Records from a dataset
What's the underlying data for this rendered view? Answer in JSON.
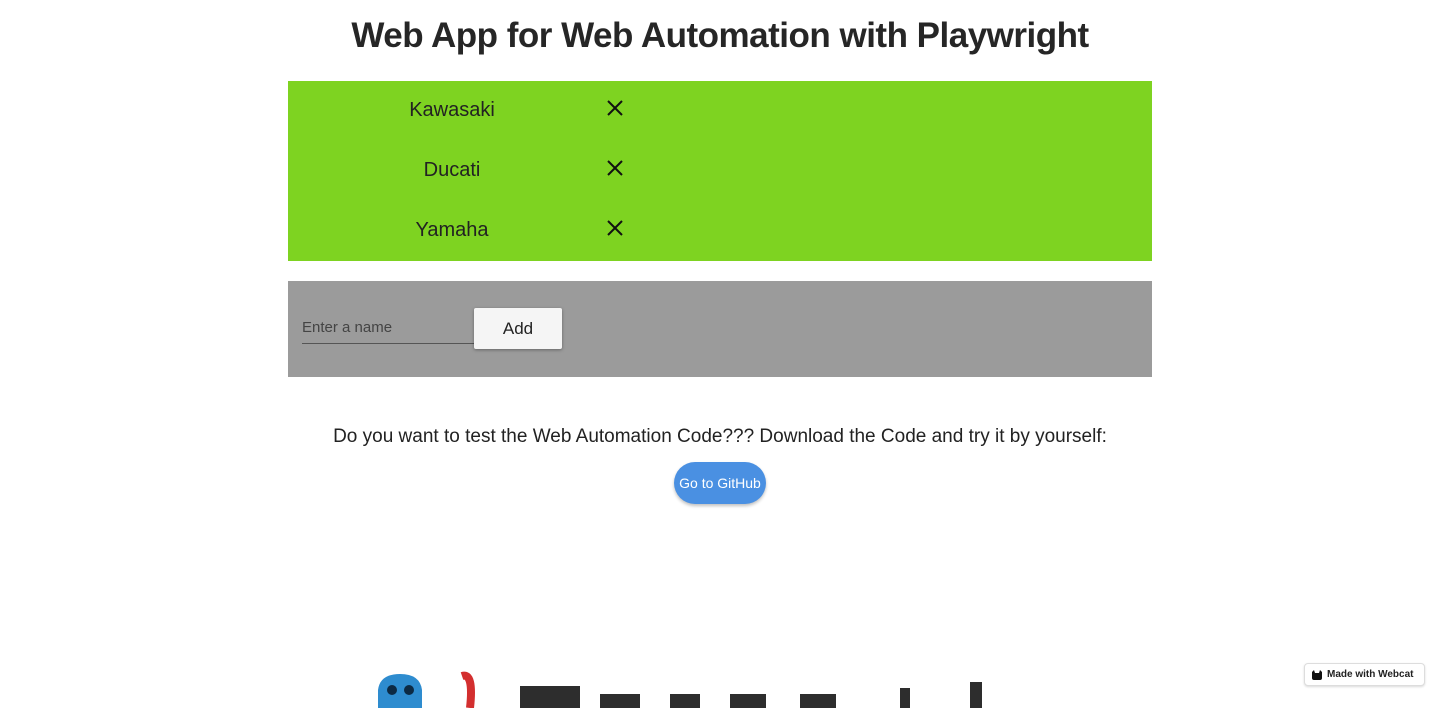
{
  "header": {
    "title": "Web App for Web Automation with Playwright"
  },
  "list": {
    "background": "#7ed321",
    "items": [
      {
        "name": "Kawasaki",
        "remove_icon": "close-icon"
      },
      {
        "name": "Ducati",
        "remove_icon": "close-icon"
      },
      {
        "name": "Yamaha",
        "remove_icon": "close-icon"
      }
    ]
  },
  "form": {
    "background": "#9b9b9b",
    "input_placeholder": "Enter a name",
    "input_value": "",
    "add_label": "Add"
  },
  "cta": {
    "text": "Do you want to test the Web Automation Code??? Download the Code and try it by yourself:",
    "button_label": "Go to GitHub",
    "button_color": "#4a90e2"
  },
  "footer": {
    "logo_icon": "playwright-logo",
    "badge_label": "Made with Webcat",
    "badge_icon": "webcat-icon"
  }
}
--
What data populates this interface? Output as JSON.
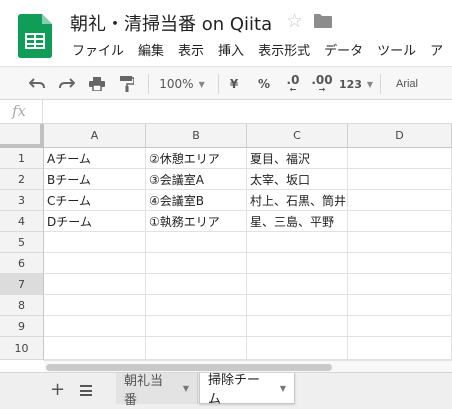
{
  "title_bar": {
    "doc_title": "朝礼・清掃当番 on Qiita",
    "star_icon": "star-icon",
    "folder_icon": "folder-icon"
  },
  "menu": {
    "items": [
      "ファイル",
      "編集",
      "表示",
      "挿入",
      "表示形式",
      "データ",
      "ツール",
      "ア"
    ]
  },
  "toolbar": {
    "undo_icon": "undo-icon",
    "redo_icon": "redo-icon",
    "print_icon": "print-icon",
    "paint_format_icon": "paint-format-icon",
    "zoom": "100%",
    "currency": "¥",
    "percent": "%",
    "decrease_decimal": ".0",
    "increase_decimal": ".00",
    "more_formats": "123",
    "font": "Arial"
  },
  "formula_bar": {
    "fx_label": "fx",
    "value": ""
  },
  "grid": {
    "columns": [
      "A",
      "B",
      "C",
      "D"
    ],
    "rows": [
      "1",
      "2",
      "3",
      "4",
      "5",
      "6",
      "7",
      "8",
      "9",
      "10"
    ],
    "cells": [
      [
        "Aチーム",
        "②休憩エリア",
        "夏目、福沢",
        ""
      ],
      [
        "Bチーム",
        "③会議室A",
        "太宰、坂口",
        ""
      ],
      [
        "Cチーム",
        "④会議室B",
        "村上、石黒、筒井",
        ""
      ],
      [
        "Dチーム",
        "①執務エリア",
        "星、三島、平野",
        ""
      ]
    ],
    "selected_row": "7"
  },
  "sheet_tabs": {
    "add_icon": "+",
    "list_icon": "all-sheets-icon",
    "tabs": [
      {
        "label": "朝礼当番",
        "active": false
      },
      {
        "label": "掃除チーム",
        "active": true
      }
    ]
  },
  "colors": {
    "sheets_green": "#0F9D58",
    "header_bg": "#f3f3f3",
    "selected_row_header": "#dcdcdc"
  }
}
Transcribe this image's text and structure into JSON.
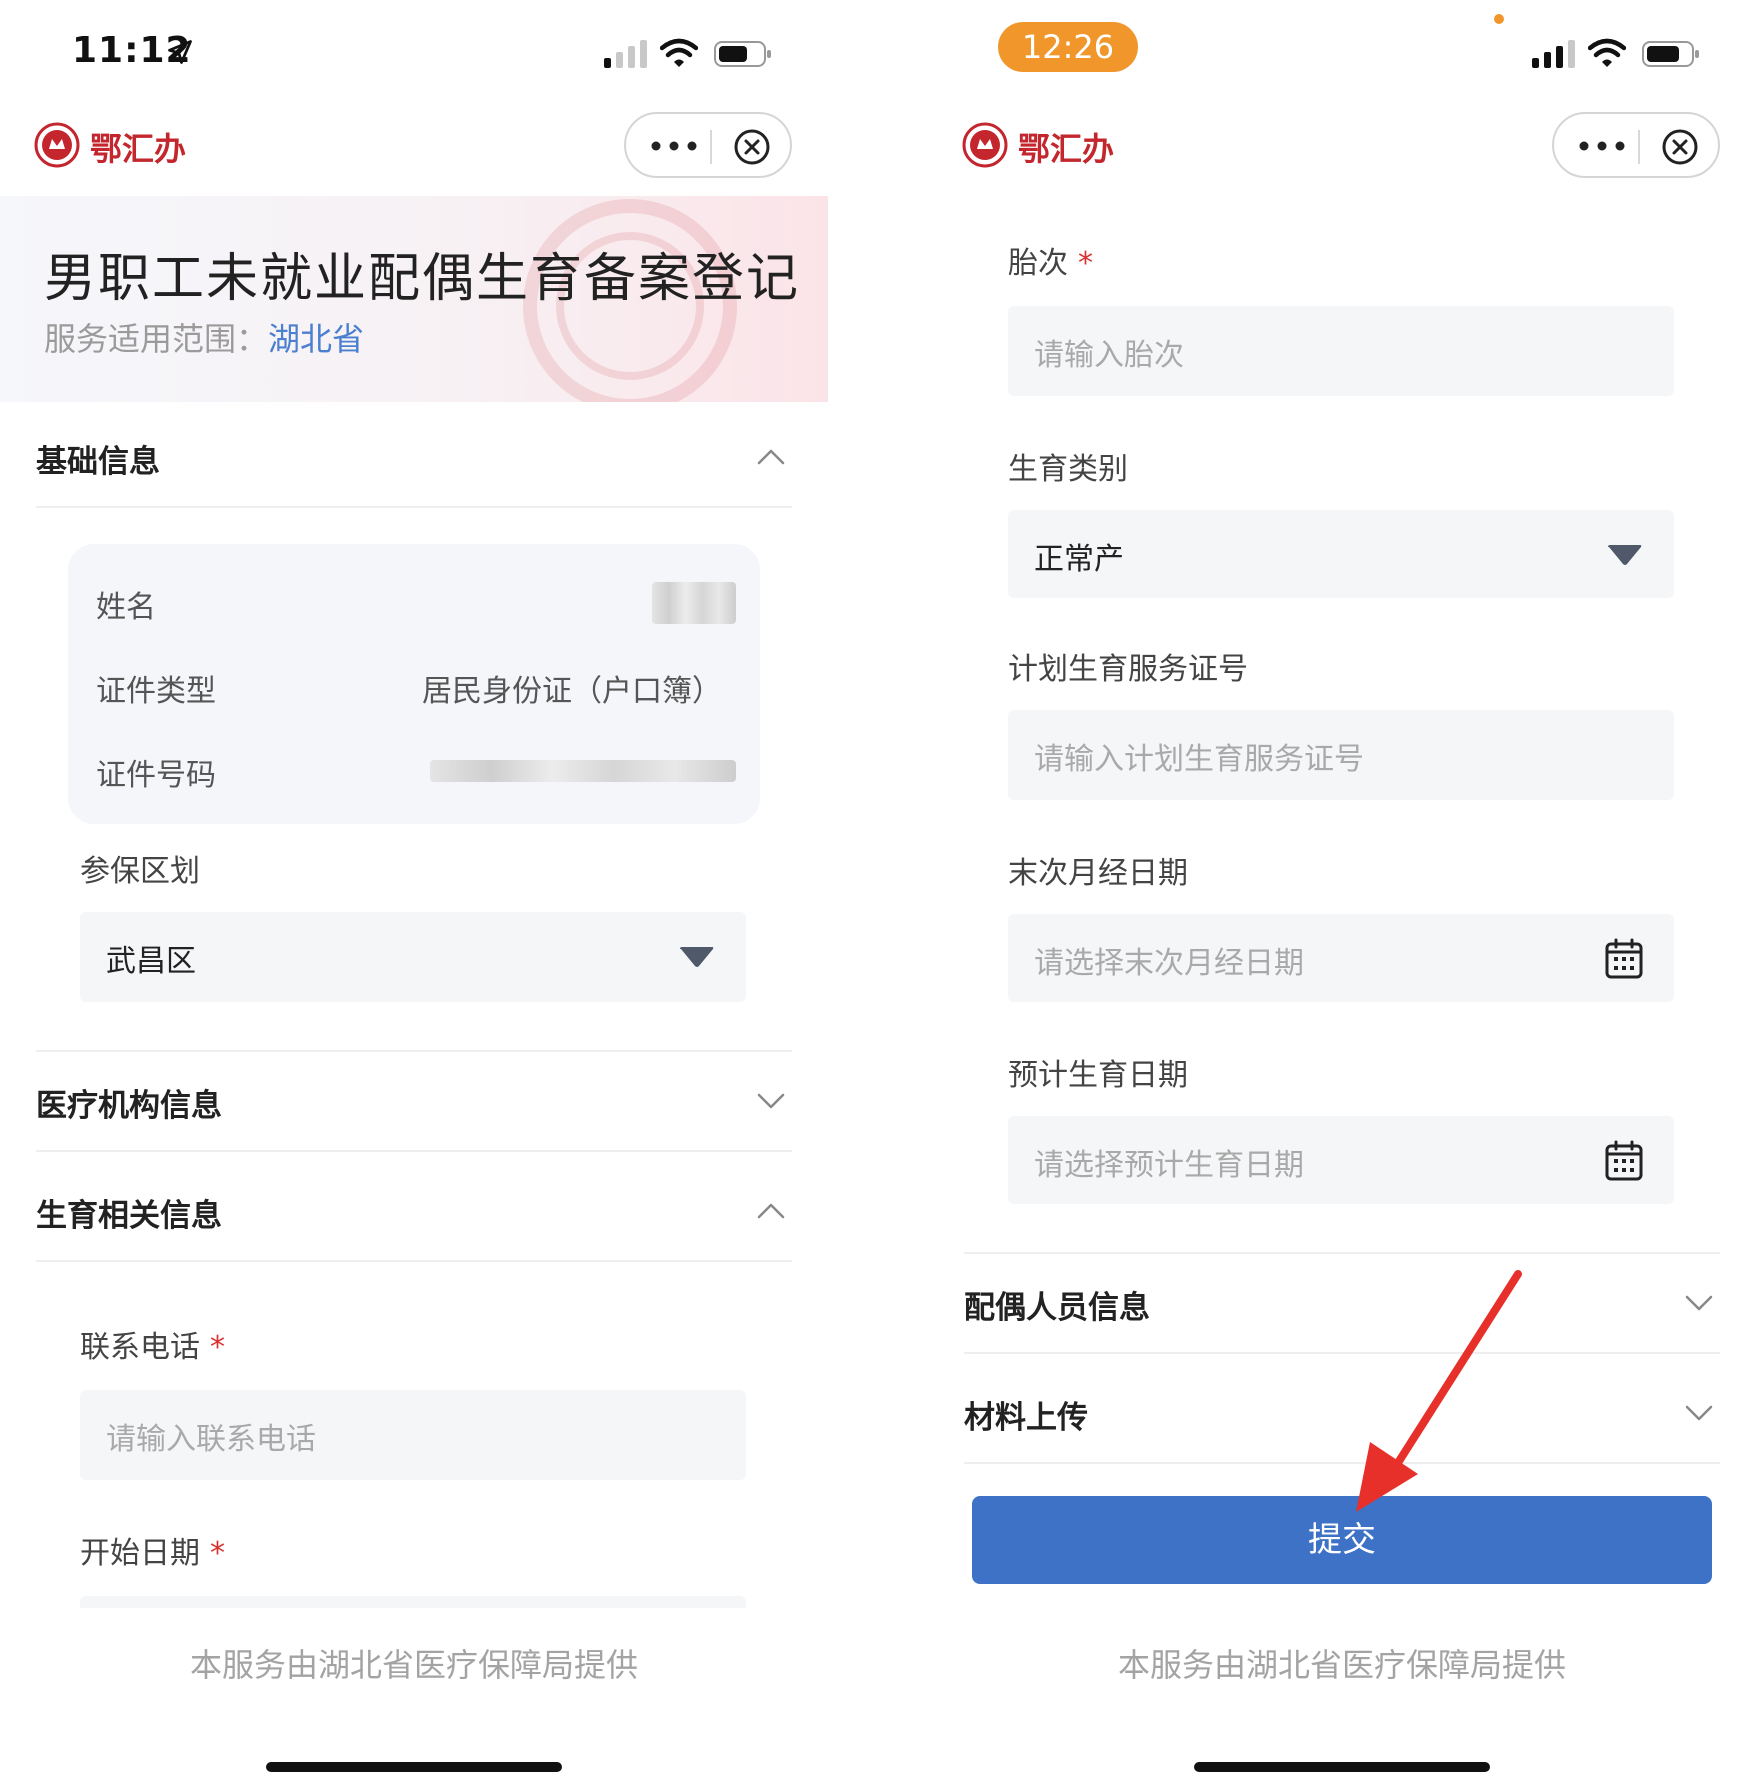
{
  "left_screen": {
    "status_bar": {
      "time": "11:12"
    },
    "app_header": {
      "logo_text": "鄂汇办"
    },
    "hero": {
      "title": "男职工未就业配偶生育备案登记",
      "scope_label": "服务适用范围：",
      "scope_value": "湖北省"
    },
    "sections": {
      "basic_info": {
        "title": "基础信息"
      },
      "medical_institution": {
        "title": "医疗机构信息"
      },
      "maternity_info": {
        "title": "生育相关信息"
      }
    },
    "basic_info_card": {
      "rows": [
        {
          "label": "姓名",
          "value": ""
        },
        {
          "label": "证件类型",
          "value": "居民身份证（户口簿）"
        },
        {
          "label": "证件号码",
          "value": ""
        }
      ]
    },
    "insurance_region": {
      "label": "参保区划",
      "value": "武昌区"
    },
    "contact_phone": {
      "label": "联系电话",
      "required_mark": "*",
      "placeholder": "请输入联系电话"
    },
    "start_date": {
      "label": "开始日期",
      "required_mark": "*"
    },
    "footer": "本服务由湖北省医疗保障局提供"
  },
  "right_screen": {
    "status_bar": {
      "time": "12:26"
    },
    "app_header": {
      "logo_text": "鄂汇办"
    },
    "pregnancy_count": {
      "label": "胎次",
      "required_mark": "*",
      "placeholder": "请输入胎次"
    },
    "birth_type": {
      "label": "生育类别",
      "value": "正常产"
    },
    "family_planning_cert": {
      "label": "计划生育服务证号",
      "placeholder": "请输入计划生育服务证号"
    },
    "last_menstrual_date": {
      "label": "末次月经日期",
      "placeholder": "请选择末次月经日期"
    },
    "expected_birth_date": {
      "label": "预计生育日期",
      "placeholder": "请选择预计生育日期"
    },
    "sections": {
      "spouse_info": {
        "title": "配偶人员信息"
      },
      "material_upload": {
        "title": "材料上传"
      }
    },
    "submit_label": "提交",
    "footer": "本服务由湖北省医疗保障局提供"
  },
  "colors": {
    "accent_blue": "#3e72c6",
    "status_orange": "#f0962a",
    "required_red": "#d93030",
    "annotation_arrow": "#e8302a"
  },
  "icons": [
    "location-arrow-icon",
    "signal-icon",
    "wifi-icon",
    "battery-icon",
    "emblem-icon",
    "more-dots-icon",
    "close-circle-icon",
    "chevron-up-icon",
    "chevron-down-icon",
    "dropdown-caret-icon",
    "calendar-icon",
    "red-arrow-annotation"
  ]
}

▶ _Given request_
Count every line in the entries above where the word "JSON" appears; respond with the number alone.

▶ _Result below_
3